_WHAT THE TASK REQUIRES_
Copy each line below without leaving any out.

_MATERIAL PROVIDED_

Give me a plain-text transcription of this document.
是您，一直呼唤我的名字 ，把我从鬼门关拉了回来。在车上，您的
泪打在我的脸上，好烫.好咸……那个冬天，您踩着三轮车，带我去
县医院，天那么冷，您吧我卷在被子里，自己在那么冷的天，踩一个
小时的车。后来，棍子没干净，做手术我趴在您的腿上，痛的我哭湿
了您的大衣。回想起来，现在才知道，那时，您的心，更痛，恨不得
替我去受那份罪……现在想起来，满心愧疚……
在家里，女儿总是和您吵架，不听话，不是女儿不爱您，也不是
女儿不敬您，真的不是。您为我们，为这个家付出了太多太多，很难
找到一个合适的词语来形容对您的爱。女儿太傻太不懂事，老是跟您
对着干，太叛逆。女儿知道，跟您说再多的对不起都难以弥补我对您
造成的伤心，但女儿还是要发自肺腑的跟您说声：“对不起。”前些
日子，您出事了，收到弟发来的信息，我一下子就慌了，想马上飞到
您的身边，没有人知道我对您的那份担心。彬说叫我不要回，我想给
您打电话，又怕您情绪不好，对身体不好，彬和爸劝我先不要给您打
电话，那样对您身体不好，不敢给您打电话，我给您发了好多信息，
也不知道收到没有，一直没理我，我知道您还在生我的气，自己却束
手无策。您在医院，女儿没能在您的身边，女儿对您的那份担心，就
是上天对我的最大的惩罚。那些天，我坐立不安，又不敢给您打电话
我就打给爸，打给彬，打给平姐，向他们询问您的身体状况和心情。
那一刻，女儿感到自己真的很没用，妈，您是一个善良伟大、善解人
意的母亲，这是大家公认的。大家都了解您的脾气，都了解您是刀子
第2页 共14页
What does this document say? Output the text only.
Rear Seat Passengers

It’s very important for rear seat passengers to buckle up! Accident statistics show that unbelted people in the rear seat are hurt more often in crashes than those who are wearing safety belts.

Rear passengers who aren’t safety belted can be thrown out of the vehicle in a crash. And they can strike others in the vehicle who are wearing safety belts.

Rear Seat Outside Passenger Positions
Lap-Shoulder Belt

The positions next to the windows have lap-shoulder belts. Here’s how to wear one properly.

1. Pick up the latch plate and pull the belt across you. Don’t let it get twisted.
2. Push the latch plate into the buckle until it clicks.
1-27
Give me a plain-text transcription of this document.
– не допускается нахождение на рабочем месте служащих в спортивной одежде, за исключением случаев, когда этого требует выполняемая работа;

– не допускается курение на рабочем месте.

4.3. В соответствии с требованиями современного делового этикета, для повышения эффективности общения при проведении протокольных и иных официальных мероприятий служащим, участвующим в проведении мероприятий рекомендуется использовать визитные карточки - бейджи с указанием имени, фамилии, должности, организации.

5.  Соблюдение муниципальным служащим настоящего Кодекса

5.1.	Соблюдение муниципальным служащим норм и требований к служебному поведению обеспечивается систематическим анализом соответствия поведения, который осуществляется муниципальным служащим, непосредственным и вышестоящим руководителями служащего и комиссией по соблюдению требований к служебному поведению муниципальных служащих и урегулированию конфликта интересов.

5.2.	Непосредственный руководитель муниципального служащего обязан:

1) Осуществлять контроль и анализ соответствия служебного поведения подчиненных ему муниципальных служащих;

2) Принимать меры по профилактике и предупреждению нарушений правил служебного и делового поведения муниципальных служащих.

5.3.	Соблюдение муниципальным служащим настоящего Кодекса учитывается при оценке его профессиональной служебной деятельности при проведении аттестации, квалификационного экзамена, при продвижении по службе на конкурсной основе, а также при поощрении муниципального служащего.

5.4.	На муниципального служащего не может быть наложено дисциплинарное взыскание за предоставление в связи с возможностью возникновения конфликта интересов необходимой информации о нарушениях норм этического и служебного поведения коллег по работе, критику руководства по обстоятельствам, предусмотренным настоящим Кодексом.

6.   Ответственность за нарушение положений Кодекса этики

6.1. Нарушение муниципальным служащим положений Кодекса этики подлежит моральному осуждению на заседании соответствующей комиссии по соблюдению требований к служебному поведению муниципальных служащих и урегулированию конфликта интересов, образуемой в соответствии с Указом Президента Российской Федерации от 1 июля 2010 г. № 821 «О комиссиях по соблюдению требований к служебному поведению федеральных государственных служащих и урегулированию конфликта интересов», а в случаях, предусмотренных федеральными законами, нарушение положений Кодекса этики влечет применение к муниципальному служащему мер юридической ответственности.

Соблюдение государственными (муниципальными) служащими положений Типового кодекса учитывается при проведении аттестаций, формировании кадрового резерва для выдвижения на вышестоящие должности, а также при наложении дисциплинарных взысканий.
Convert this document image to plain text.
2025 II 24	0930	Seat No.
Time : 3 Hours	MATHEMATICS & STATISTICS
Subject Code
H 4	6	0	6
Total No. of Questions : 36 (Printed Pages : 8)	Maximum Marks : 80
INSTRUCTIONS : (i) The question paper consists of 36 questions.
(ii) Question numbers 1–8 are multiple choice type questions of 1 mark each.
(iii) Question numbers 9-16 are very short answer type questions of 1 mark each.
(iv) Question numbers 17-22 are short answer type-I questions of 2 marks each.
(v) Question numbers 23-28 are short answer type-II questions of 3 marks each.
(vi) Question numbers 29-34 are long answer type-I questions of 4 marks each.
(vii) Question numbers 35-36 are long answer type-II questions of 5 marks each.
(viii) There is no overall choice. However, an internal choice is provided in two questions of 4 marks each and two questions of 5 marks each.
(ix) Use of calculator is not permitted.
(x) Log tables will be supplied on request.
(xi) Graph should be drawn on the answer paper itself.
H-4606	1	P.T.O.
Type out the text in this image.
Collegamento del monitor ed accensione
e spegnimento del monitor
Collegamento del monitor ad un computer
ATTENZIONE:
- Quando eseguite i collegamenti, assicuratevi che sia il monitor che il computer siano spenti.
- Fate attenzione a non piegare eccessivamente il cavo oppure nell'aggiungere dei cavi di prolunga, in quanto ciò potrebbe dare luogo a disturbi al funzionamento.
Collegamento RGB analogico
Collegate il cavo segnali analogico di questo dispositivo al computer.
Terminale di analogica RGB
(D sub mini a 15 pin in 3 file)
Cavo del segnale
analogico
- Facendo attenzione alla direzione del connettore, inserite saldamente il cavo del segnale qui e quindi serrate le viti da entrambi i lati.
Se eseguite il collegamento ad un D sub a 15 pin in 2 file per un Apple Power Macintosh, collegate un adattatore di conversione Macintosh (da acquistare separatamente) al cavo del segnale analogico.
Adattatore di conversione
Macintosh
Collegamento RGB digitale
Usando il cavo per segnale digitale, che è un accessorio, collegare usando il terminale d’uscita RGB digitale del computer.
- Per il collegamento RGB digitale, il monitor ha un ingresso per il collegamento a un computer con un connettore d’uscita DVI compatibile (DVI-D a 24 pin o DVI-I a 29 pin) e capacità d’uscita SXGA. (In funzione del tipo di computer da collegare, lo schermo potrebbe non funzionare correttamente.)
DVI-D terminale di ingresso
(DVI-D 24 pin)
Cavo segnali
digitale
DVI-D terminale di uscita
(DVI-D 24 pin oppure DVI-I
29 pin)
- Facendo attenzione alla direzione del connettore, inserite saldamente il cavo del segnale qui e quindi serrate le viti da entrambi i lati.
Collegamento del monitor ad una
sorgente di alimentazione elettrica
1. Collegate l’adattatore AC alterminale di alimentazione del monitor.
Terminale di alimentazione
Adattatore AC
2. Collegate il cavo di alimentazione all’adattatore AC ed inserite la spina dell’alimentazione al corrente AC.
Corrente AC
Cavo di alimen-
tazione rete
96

_RESPONSE TO THE TASK_
Give me a plain-text transcription of this document.
是您，一直呼唤我的名字 ，把我从鬼门关拉了回来。在车上，您的
泪打在我的脸上，好烫.好咸……那个冬天，您踩着三轮车，带我去
县医院，天那么冷，您吧我卷在被子里，自己在那么冷的天，踩一个
小时的车。后来，棍子没干净，做手术我趴在您的腿上，痛的我哭湿
了您的大衣。回想起来，现在才知道，那时，您的心，更痛，恨不得
替我去受那份罪……现在想起来，满心愧疚……
在家里，女儿总是和您吵架，不听话，不是女儿不爱您，也不是
女儿不敬您，真的不是。您为我们，为这个家付出了太多太多，很难
找到一个合适的词语来形容对您的爱。女儿太傻太不懂事，老是跟您
对着干，太叛逆。女儿知道，跟您说再多的对不起都难以弥补我对您
造成的伤心，但女儿还是要发自肺腑的跟您说声：“对不起。”前些
日子，您出事了，收到弟发来的信息，我一下子就慌了，想马上飞到
您的身边，没有人知道我对您的那份担心。彬说叫我不要回，我想给
您打电话，又怕您情绪不好，对身体不好，彬和爸劝我先不要给您打
电话，那样对您身体不好，不敢给您打电话，我给您发了好多信息，
也不知道收到没有，一直没理我，我知道您还在生我的气，自己却束
手无策。您在医院，女儿没能在您的身边，女儿对您的那份担心，就
是上天对我的最大的惩罚。那些天，我坐立不安，又不敢给您打电话
我就打给爸，打给彬，打给平姐，向他们询问您的身体状况和心情。
那一刻，女儿感到自己真的很没用，妈，您是一个善良伟大、善解人
意的母亲，这是大家公认的。大家都了解您的脾气，都了解您是刀子
第2页 共14页
What does this document say? Output the text only.
Rear Seat Passengers

It’s very important for rear seat passengers to buckle up! Accident statistics show that unbelted people in the rear seat are hurt more often in crashes than those who are wearing safety belts.

Rear passengers who aren’t safety belted can be thrown out of the vehicle in a crash. And they can strike others in the vehicle who are wearing safety belts.

Rear Seat Outside Passenger Positions
Lap-Shoulder Belt

The positions next to the windows have lap-shoulder belts. Here’s how to wear one properly.

1. Pick up the latch plate and pull the belt across you. Don’t let it get twisted.
2. Push the latch plate into the buckle until it clicks.
1-27
Give me a plain-text transcription of this document.
– не допускается нахождение на рабочем месте служащих в спортивной одежде, за исключением случаев, когда этого требует выполняемая работа;

– не допускается курение на рабочем месте.

4.3. В соответствии с требованиями современного делового этикета, для повышения эффективности общения при проведении протокольных и иных официальных мероприятий служащим, участвующим в проведении мероприятий рекомендуется использовать визитные карточки - бейджи с указанием имени, фамилии, должности, организации.

5.  Соблюдение муниципальным служащим настоящего Кодекса

5.1.	Соблюдение муниципальным служащим норм и требований к служебному поведению обеспечивается систематическим анализом соответствия поведения, который осуществляется муниципальным служащим, непосредственным и вышестоящим руководителями служащего и комиссией по соблюдению требований к служебному поведению муниципальных служащих и урегулированию конфликта интересов.

5.2.	Непосредственный руководитель муниципального служащего обязан:

1) Осуществлять контроль и анализ соответствия служебного поведения подчиненных ему муниципальных служащих;

2) Принимать меры по профилактике и предупреждению нарушений правил служебного и делового поведения муниципальных служащих.

5.3.	Соблюдение муниципальным служащим настоящего Кодекса учитывается при оценке его профессиональной служебной деятельности при проведении аттестации, квалификационного экзамена, при продвижении по службе на конкурсной основе, а также при поощрении муниципального служащего.

5.4.	На муниципального служащего не может быть наложено дисциплинарное взыскание за предоставление в связи с возможностью возникновения конфликта интересов необходимой информации о нарушениях норм этического и служебного поведения коллег по работе, критику руководства по обстоятельствам, предусмотренным настоящим Кодексом.

6.   Ответственность за нарушение положений Кодекса этики

6.1. Нарушение муниципальным служащим положений Кодекса этики подлежит моральному осуждению на заседании соответствующей комиссии по соблюдению требований к служебному поведению муниципальных служащих и урегулированию конфликта интересов, образуемой в соответствии с Указом Президента Российской Федерации от 1 июля 2010 г. № 821 «О комиссиях по соблюдению требований к служебному поведению федеральных государственных служащих и урегулированию конфликта интересов», а в случаях, предусмотренных федеральными законами, нарушение положений Кодекса этики влечет применение к муниципальному служащему мер юридической ответственности.

Соблюдение государственными (муниципальными) служащими положений Типового кодекса учитывается при проведении аттестаций, формировании кадрового резерва для выдвижения на вышестоящие должности, а также при наложении дисциплинарных взысканий.
Convert this document image to plain text.
2025 II 24	0930	Seat No.
Time : 3 Hours	MATHEMATICS & STATISTICS
Subject Code
H 4	6	0	6
Total No. of Questions : 36 (Printed Pages : 8)	Maximum Marks : 80
INSTRUCTIONS : (i) The question paper consists of 36 questions.
(ii) Question numbers 1–8 are multiple choice type questions of 1 mark each.
(iii) Question numbers 9-16 are very short answer type questions of 1 mark each.
(iv) Question numbers 17-22 are short answer type-I questions of 2 marks each.
(v) Question numbers 23-28 are short answer type-II questions of 3 marks each.
(vi) Question numbers 29-34 are long answer type-I questions of 4 marks each.
(vii) Question numbers 35-36 are long answer type-II questions of 5 marks each.
(viii) There is no overall choice. However, an internal choice is provided in two questions of 4 marks each and two questions of 5 marks each.
(ix) Use of calculator is not permitted.
(x) Log tables will be supplied on request.
(xi) Graph should be drawn on the answer paper itself.
H-4606	1	P.T.O.
Type out the text in this image.
Collegamento del monitor ed accensione
e spegnimento del monitor
Collegamento del monitor ad un computer
ATTENZIONE:
- Quando eseguite i collegamenti, assicuratevi che sia il monitor che il computer siano spenti.
- Fate attenzione a non piegare eccessivamente il cavo oppure nell'aggiungere dei cavi di prolunga, in quanto ciò potrebbe dare luogo a disturbi al funzionamento.
Collegamento RGB analogico
Collegate il cavo segnali analogico di questo dispositivo al computer.
Terminale di analogica RGB
(D sub mini a 15 pin in 3 file)
Cavo del segnale
analogico
- Facendo attenzione alla direzione del connettore, inserite saldamente il cavo del segnale qui e quindi serrate le viti da entrambi i lati.
Se eseguite il collegamento ad un D sub a 15 pin in 2 file per un Apple Power Macintosh, collegate un adattatore di conversione Macintosh (da acquistare separatamente) al cavo del segnale analogico.
Adattatore di conversione
Macintosh
Collegamento RGB digitale
Usando il cavo per segnale digitale, che è un accessorio, collegare usando il terminale d’uscita RGB digitale del computer.
- Per il collegamento RGB digitale, il monitor ha un ingresso per il collegamento a un computer con un connettore d’uscita DVI compatibile (DVI-D a 24 pin o DVI-I a 29 pin) e capacità d’uscita SXGA. (In funzione del tipo di computer da collegare, lo schermo potrebbe non funzionare correttamente.)
DVI-D terminale di ingresso
(DVI-D 24 pin)
Cavo segnali
digitale
DVI-D terminale di uscita
(DVI-D 24 pin oppure DVI-I
29 pin)
- Facendo attenzione alla direzione del connettore, inserite saldamente il cavo del segnale qui e quindi serrate le viti da entrambi i lati.
Collegamento del monitor ad una
sorgente di alimentazione elettrica
1. Collegate l’adattatore AC alterminale di alimentazione del monitor.
Terminale di alimentazione
Adattatore AC
2. Collegate il cavo di alimentazione all’adattatore AC ed inserite la spina dell’alimentazione al corrente AC.
Corrente AC
Cavo di alimen-
tazione rete
96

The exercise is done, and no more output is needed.